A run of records
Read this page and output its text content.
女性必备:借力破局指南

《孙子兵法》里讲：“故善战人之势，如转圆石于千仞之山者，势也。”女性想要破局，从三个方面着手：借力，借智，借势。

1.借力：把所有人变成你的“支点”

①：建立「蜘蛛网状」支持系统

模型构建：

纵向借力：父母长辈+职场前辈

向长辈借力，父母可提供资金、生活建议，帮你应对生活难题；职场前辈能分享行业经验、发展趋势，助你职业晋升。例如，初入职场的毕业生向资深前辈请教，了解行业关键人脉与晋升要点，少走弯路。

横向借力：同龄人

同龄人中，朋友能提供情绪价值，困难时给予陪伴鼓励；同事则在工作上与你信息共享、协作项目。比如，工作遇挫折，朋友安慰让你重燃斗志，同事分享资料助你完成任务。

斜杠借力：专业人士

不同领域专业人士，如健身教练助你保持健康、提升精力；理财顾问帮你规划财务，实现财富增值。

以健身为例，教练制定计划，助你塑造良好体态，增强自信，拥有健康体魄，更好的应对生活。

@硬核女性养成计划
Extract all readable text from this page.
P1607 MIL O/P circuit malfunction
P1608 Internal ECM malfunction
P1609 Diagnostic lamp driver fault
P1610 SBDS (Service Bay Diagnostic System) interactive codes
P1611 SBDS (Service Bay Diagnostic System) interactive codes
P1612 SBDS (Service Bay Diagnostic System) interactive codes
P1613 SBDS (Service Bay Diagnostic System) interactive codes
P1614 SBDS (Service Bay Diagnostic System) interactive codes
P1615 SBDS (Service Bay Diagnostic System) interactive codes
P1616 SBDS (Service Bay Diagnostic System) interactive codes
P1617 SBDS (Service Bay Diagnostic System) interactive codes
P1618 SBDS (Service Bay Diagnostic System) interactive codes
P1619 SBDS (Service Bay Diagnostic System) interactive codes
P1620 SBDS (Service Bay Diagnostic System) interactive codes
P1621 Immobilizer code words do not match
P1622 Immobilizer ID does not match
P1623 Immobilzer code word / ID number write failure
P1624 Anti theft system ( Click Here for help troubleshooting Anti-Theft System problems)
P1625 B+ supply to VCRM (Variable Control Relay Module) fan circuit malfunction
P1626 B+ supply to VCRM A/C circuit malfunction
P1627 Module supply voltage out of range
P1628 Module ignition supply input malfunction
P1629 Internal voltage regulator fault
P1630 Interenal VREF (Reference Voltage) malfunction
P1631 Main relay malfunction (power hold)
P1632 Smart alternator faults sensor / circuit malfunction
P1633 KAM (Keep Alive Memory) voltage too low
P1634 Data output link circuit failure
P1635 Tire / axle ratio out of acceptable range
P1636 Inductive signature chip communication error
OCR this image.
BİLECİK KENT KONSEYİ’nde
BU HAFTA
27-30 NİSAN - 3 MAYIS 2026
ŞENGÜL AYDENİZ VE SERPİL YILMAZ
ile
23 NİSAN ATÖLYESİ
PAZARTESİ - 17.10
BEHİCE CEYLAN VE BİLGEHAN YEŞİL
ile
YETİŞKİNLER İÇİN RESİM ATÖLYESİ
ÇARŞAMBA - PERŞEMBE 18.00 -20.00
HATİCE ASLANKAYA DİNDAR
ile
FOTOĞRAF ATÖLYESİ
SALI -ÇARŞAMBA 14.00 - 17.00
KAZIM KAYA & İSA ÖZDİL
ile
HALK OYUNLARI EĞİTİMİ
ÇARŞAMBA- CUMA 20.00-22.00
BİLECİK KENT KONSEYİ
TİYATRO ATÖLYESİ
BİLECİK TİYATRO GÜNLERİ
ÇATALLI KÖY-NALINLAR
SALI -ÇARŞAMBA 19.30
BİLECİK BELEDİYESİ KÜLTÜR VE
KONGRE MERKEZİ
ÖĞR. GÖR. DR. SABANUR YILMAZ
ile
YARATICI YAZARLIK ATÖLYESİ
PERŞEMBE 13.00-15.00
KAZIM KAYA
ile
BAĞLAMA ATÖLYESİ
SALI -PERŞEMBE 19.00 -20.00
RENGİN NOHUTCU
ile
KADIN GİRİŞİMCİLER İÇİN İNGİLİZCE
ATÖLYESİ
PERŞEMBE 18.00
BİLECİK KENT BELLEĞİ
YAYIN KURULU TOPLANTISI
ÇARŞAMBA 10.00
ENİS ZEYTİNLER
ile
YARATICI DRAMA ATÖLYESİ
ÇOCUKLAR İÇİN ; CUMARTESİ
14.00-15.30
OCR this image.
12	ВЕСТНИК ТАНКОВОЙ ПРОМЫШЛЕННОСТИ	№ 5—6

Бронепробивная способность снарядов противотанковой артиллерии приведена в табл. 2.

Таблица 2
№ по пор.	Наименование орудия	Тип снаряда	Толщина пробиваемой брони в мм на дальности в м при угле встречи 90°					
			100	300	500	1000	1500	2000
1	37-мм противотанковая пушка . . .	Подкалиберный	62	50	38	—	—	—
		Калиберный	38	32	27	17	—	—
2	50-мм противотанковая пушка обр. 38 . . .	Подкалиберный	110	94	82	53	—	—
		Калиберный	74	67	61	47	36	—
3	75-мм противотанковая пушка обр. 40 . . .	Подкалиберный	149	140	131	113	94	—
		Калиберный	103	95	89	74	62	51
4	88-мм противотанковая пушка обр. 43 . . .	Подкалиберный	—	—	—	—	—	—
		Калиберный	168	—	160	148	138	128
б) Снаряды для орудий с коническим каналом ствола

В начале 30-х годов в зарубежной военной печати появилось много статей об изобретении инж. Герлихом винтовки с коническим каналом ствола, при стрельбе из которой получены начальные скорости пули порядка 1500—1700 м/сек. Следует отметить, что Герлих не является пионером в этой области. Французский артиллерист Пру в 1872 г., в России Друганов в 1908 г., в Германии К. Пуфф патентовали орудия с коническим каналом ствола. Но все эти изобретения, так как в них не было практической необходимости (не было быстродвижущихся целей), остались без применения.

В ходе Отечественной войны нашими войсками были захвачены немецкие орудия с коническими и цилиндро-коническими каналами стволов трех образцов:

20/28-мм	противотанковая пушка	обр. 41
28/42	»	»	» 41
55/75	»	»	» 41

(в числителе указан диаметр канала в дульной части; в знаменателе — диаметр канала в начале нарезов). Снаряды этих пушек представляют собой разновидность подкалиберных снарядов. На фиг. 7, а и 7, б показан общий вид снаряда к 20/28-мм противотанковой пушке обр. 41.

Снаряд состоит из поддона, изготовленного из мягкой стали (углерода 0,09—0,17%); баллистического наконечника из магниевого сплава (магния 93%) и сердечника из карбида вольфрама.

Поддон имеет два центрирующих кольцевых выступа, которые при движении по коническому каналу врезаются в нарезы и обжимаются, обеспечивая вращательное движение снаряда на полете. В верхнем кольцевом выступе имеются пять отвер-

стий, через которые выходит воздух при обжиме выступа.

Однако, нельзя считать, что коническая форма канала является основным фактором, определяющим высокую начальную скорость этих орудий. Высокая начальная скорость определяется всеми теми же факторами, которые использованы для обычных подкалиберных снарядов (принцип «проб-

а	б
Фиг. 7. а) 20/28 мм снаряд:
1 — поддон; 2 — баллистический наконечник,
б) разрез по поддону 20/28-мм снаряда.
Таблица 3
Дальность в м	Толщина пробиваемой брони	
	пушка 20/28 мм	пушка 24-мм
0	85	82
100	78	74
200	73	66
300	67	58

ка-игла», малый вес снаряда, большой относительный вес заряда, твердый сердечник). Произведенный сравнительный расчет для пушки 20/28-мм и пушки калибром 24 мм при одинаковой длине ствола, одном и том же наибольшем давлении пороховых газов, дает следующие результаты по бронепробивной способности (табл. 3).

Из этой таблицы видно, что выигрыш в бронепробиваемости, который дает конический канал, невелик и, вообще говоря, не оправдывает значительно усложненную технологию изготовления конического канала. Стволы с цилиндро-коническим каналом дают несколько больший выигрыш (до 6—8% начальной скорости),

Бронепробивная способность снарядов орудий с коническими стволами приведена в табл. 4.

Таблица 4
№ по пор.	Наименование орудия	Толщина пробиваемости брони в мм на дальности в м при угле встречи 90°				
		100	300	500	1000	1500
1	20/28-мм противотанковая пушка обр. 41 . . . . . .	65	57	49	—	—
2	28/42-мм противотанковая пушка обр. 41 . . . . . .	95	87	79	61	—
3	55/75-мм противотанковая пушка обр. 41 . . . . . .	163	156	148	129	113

### Aim of the task
Go through the records and copy each line with "Подкалиберный" in it.

### Problem solution
1	37-мм противотанковая пушка . . .	Подкалиберный	62	50	38	—	—	—
2	50-мм противотанковая пушка обр. 38 . . .	Подкалиберный	110	94	82	53	—	—
3	75-мм противотанковая пушка обр. 40 . . .	Подкалиберный	149	140	131	113	94	—
4	88-мм противотанковая пушка обр. 43 . . .	Подкалиберный	—	—	—	—	—	—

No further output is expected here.